# [Brief]
Go through the material and pull out every line with the string "workforce" in it.

####################

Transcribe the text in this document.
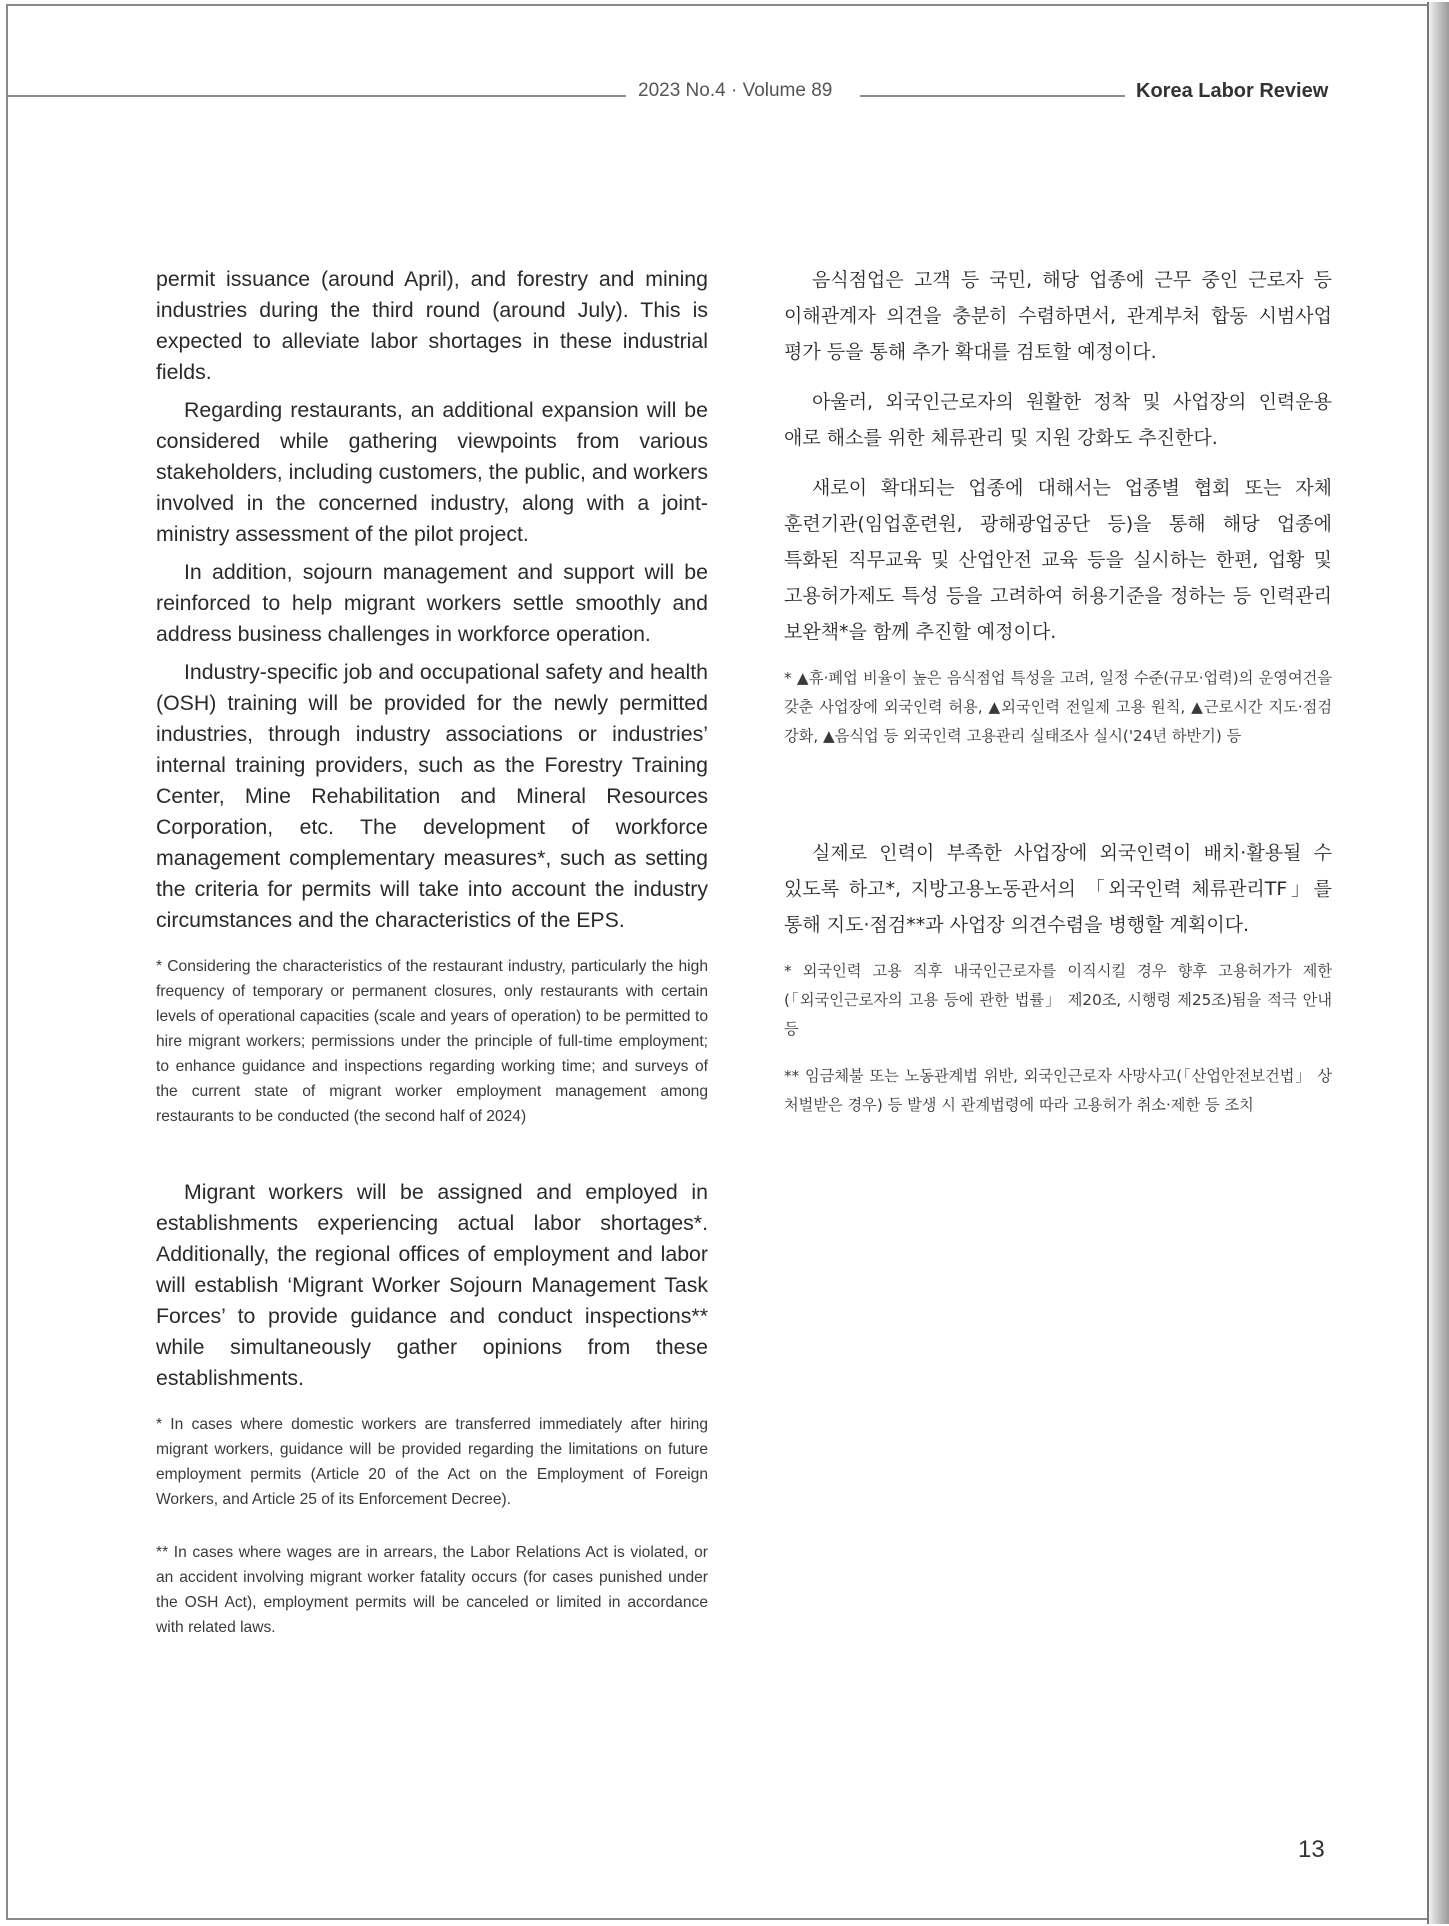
2023 No.4 · Volume 89	Korea Labor Review

permit issuance (around April), and forestry and mining industries during the third round (around July). This is expected to alleviate labor shortages in these industrial fields.

Regarding restaurants, an additional expansion will be considered while gathering viewpoints from various stakeholders, including customers, the public, and workers involved in the concerned industry, along with a joint-ministry assessment of the pilot project.

In addition, sojourn management and support will be reinforced to help migrant workers settle smoothly and address business challenges in workforce operation.

Industry-specific job and occupational safety and health (OSH) training will be provided for the newly permitted industries, through industry associations or industries’ internal training providers, such as the Forestry Training Center, Mine Rehabilitation and Mineral Resources Corporation, etc. The development of workforce management complementary measures*, such as setting the criteria for permits will take into account the industry circumstances and the characteristics of the EPS.

* Considering the characteristics of the restaurant industry, particularly the high frequency of temporary or permanent closures, only restaurants with certain levels of operational capacities (scale and years of operation) to be permitted to hire migrant workers; permissions under the principle of full-time employment; to enhance guidance and inspections regarding working time; and surveys of the current state of migrant worker employment management among restaurants to be conducted (the second half of 2024)

Migrant workers will be assigned and employed in establishments experiencing actual labor shortages*. Additionally, the regional offices of employment and labor will establish ‘Migrant Worker Sojourn Management Task Forces’ to provide guidance and conduct inspections** while simultaneously gather opinions from these establishments.

* In cases where domestic workers are transferred immediately after hiring migrant workers, guidance will be provided regarding the limitations on future employment permits (Article 20 of the Act on the Employment of Foreign Workers, and Article 25 of its Enforcement Decree).

** In cases where wages are in arrears, the Labor Relations Act is violated, or an accident involving migrant worker fatality occurs (for cases punished under the OSH Act), employment permits will be canceled or limited in accordance with related laws.

음식점업은 고객 등 국민, 해당 업종에 근무 중인 근로자 등 이해관계자 의견을 충분히 수렴하면서, 관계부처 합동 시범사업 평가 등을 통해 추가 확대를 검토할 예정이다.

아울러, 외국인근로자의 원활한 정착 및 사업장의 인력운용 애로 해소를 위한 체류관리 및 지원 강화도 추진한다.

새로이 확대되는 업종에 대해서는 업종별 협회 또는 자체 훈련기관(임업훈련원, 광해광업공단 등)을 통해 해당 업종에 특화된 직무교육 및 산업안전 교육 등을 실시하는 한편, 업황 및 고용허가제도 특성 등을 고려하여 허용기준을 정하는 등 인력관리 보완책*을 함께 추진할 예정이다.

* ▲휴·폐업 비율이 높은 음식점업 특성을 고려, 일정 수준(규모·업력)의 운영여건을 갖춘 사업장에 외국인력 허용, ▲외국인력 전일제 고용 원칙, ▲근로시간 지도·점검 강화, ▲음식업 등 외국인력 고용관리 실태조사 실시('24년 하반기) 등

실제로 인력이 부족한 사업장에 외국인력이 배치·활용될 수 있도록 하고*, 지방고용노동관서의 「외국인력 체류관리TF」를 통해 지도·점검**과 사업장 의견수렴을 병행할 계획이다.

* 외국인력 고용 직후 내국인근로자를 이직시킬 경우 향후 고용허가가 제한(「외국인근로자의 고용 등에 관한 법률」 제20조, 시행령 제25조)됨을 적극 안내 등

** 임금체불 또는 노동관계법 위반, 외국인근로자 사망사고(「산업안전보건법」 상 처벌받은 경우) 등 발생 시 관계법령에 따라 고용허가 취소·제한 등 조치

13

####################

# [Solution for this exercise]
In addition, sojourn management and support will be reinforced to help migrant workers settle smoothly and address business challenges in workforce operation.
Industry-specific job and occupational safety and health (OSH) training will be provided for the newly permitted industries, through industry associations or industries’ internal training providers, such as the Forestry Training Center, Mine Rehabilitation and Mineral Resources Corporation, etc. The development of workforce management complementary measures*, such as setting the criteria for permits will take into account the industry circumstances and the characteristics of the EPS.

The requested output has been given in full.